> **Exercise requirements**: State how many lines of the entries hold the string "JSON", and output nothing but that count.

━━━━━ Data entries ━━━━━

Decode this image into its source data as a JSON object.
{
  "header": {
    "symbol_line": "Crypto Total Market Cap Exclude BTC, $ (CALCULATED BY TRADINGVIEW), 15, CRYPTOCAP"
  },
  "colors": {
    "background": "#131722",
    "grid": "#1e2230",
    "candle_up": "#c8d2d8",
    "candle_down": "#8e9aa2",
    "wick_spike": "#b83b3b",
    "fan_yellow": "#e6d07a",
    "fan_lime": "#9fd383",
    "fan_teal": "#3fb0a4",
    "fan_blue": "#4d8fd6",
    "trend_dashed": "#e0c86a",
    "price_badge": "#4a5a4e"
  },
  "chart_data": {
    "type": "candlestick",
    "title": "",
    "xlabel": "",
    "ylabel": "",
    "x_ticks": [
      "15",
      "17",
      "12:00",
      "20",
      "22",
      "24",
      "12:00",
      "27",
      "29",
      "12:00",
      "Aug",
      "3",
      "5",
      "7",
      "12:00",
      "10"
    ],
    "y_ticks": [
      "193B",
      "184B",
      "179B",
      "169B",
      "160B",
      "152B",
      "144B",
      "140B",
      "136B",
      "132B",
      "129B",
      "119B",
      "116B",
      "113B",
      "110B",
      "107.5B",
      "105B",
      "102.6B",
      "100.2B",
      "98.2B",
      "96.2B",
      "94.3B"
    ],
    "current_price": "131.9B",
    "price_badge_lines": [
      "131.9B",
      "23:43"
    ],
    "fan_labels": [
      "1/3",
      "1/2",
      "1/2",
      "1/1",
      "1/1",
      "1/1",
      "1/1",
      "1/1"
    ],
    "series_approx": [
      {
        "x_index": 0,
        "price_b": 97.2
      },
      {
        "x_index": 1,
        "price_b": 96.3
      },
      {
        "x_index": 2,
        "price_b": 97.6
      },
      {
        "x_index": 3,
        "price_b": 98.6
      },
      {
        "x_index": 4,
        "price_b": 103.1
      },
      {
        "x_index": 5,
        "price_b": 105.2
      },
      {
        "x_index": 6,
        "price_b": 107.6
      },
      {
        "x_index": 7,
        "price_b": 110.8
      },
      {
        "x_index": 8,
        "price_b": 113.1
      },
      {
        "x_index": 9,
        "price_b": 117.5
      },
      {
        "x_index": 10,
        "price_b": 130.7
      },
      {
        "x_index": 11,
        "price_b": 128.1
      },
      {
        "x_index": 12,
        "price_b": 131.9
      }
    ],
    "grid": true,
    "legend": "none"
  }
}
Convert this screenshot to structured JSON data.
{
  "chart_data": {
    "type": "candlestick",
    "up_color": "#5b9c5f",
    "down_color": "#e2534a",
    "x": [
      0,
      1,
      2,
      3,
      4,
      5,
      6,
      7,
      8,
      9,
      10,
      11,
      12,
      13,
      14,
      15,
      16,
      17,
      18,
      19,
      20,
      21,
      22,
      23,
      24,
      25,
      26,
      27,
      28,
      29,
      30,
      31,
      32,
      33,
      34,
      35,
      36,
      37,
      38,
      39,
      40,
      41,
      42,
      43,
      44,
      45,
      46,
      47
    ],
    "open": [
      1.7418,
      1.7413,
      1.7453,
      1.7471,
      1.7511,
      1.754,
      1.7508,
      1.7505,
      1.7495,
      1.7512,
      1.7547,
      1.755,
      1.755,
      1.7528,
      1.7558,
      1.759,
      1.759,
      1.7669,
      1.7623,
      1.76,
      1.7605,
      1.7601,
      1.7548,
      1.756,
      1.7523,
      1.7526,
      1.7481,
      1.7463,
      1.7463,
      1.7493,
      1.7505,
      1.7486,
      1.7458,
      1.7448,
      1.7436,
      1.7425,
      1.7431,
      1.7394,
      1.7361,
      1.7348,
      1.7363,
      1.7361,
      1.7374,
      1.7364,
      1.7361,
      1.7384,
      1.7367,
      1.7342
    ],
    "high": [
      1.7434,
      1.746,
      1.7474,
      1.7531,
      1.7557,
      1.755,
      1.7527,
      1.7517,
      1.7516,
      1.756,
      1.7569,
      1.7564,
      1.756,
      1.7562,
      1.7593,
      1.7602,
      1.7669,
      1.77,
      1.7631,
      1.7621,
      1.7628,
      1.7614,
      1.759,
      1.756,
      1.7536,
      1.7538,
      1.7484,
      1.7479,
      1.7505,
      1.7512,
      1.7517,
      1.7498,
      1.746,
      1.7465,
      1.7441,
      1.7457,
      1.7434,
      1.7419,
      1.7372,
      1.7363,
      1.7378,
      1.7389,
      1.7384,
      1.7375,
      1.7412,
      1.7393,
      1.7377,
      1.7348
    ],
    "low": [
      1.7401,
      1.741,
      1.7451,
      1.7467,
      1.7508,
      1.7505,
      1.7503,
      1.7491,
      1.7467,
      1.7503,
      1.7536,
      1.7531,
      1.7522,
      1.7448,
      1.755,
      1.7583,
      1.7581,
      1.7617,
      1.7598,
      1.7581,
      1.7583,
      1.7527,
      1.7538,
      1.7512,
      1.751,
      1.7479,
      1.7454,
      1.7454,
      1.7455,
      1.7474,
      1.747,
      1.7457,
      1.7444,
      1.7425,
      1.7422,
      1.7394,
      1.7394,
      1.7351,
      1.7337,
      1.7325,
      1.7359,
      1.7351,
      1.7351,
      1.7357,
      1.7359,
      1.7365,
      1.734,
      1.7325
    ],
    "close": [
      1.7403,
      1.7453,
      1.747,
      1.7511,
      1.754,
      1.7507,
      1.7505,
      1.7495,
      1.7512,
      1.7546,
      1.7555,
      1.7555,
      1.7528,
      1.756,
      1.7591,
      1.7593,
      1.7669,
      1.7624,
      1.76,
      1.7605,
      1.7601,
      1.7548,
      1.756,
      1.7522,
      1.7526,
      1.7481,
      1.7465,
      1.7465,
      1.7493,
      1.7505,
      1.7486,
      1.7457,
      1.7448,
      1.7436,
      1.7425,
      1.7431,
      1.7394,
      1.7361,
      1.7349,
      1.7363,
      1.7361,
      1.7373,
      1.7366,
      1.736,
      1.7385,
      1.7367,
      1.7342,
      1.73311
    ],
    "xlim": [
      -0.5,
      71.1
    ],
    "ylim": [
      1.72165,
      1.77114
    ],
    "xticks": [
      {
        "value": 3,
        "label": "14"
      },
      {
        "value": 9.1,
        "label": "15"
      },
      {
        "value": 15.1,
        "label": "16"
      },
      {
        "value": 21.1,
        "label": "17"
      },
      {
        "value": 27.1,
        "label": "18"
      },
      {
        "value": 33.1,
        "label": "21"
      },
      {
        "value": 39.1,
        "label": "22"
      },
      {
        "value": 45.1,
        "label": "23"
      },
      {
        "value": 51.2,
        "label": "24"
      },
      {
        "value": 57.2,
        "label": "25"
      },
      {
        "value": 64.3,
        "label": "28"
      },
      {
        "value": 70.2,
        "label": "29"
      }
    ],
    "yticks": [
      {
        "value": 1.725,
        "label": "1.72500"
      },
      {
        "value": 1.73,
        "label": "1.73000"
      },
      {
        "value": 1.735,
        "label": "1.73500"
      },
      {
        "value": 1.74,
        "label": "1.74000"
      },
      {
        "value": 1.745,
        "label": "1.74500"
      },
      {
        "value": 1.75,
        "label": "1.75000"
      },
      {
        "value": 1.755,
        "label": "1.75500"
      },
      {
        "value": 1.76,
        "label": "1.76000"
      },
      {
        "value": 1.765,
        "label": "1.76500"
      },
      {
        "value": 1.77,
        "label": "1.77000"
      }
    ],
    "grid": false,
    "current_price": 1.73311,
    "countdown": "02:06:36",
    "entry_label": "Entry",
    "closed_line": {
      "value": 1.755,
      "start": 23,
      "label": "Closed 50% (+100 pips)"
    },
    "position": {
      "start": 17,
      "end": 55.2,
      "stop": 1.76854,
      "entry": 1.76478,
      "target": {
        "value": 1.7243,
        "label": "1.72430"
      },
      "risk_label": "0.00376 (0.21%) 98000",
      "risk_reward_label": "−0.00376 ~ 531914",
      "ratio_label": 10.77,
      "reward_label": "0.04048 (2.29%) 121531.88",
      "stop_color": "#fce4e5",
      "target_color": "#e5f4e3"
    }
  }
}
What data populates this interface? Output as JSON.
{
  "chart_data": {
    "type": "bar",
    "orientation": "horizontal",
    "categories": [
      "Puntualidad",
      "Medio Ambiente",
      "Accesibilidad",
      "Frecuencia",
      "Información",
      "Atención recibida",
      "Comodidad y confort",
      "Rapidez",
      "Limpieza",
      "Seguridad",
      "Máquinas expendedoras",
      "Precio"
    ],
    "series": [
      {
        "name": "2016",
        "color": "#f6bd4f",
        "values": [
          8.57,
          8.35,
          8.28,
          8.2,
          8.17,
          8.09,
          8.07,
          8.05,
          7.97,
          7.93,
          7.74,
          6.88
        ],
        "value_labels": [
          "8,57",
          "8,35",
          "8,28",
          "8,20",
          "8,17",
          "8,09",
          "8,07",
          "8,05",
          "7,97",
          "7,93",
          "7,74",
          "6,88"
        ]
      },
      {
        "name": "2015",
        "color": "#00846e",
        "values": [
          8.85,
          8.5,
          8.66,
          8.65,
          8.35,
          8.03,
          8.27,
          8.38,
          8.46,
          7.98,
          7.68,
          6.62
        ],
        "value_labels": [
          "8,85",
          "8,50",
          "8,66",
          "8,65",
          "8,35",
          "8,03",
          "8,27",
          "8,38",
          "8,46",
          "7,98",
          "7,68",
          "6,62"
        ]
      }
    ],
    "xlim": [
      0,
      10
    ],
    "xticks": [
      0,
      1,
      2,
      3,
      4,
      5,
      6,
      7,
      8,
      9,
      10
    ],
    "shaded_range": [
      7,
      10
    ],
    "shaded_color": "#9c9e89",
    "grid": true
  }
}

━━━━━

> **Answer to the exercise**: 3